**PROBLEM DETAILS**.
Give only the number of lines that hold the word "Einladung".

**RECORDS FOR THE EXERCISE**.
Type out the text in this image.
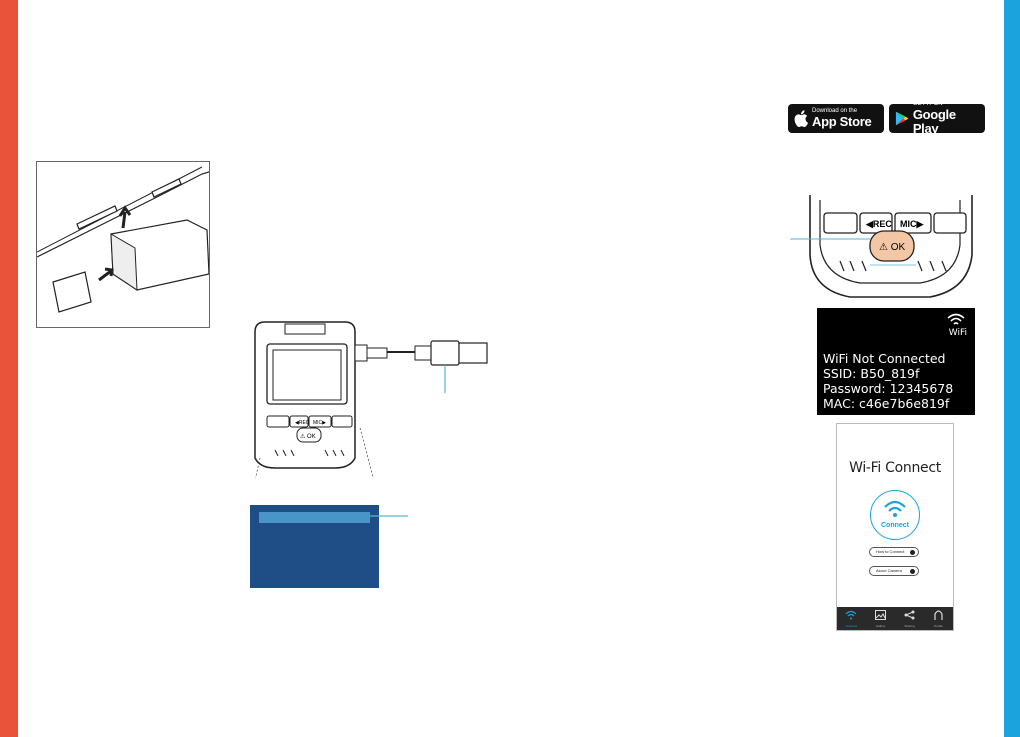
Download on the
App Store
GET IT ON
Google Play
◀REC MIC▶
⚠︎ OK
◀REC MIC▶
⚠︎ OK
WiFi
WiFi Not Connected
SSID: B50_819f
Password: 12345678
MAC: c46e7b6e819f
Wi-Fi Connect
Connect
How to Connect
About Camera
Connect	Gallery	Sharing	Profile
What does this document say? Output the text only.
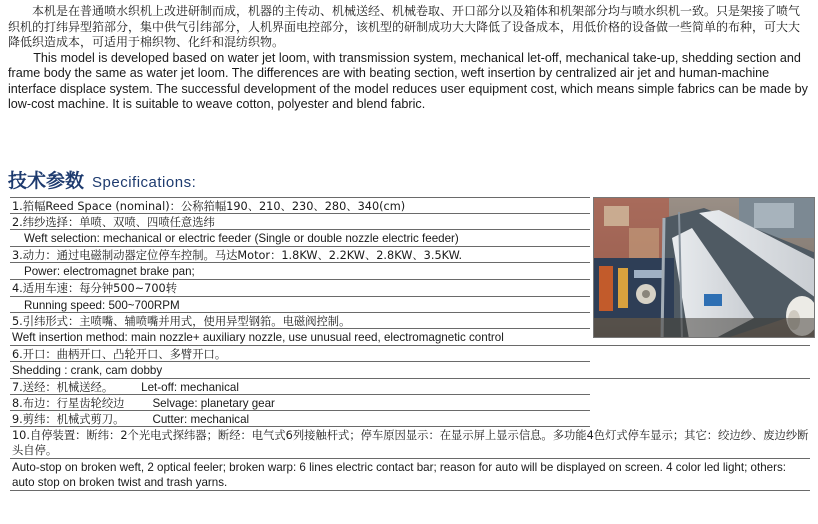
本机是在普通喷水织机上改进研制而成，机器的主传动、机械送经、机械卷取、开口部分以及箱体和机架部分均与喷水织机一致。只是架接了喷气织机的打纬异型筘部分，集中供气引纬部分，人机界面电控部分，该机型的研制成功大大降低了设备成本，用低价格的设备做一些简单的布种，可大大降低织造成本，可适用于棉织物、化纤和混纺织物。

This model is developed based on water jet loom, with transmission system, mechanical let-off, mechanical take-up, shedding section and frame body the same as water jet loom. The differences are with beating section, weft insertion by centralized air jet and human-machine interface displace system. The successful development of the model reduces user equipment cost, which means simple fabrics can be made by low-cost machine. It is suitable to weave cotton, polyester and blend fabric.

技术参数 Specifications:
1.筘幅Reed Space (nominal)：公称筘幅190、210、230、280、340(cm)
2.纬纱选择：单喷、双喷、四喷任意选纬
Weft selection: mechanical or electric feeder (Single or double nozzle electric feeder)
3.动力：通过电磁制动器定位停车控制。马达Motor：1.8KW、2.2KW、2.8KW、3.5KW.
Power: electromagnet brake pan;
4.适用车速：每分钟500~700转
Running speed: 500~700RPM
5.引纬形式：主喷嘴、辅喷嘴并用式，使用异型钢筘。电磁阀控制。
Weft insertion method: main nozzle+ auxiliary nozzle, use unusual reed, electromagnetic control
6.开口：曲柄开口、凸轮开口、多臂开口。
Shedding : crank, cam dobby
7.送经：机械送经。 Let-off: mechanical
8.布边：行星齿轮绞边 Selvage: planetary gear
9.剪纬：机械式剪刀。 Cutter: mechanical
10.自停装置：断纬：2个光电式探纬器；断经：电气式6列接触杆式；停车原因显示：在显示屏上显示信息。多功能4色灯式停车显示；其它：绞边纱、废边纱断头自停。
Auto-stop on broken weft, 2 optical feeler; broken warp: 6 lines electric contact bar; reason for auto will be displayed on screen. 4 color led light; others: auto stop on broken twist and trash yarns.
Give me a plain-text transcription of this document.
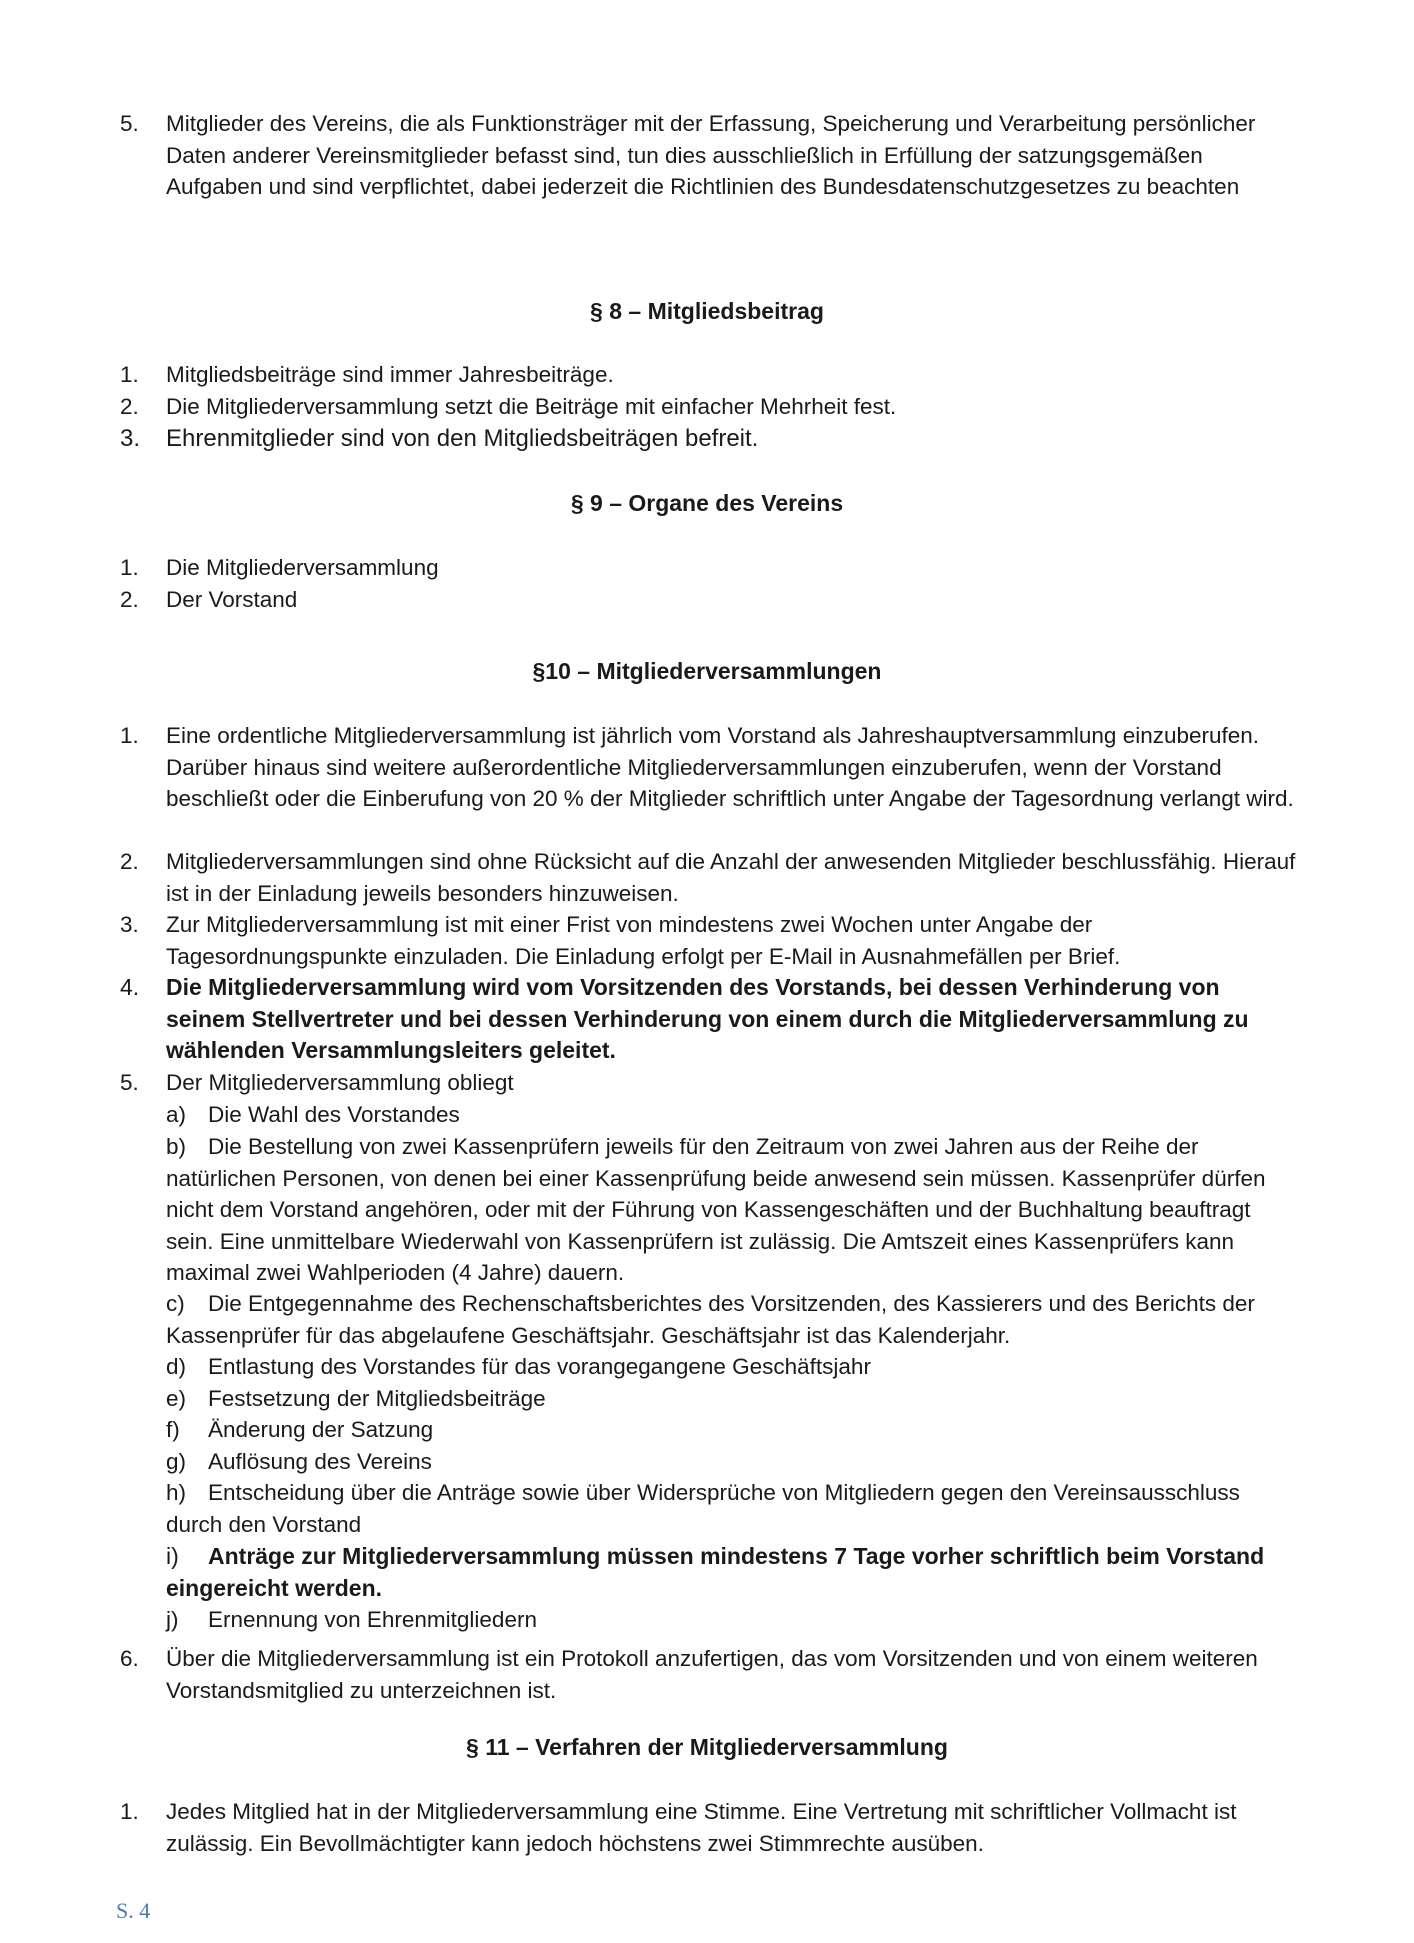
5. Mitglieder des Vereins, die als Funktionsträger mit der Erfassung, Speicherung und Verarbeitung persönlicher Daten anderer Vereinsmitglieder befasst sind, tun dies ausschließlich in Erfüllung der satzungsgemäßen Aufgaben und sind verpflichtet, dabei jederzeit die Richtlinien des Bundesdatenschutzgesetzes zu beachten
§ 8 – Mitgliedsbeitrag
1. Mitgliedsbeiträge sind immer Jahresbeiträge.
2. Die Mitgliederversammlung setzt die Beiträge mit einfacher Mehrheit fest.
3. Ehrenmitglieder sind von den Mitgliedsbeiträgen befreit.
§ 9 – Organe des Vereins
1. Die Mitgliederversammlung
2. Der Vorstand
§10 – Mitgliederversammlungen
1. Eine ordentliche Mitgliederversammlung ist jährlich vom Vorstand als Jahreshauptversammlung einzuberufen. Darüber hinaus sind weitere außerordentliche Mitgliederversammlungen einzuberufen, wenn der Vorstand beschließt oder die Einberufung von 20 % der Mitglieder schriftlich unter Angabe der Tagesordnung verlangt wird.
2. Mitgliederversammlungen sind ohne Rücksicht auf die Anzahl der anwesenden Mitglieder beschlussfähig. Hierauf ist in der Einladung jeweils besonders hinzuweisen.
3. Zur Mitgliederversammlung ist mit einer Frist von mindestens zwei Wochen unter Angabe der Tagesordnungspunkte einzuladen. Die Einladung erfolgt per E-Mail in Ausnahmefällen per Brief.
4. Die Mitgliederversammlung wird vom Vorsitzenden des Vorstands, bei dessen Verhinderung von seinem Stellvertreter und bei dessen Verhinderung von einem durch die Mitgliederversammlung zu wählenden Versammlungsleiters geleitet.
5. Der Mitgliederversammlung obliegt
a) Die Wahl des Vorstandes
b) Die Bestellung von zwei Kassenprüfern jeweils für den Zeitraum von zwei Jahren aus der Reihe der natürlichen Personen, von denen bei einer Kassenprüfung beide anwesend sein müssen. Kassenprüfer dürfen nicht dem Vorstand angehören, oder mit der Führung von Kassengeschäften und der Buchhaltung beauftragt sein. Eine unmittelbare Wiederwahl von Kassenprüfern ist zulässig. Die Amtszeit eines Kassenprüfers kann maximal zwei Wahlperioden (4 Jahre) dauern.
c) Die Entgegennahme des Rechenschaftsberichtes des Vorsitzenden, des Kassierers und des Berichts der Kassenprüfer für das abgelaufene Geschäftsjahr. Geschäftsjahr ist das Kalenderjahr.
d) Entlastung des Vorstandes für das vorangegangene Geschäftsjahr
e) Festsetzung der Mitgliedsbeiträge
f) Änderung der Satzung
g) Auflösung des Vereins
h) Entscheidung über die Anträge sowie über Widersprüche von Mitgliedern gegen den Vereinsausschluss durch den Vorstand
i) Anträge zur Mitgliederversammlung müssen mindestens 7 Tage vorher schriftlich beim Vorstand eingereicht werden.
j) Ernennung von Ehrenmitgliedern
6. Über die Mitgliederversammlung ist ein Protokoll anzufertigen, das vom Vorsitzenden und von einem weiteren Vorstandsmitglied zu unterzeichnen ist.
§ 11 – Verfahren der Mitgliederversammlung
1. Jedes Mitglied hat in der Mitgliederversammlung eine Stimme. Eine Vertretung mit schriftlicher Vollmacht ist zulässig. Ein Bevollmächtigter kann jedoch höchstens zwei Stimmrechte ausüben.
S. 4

**ANSWER IN FULL**.
2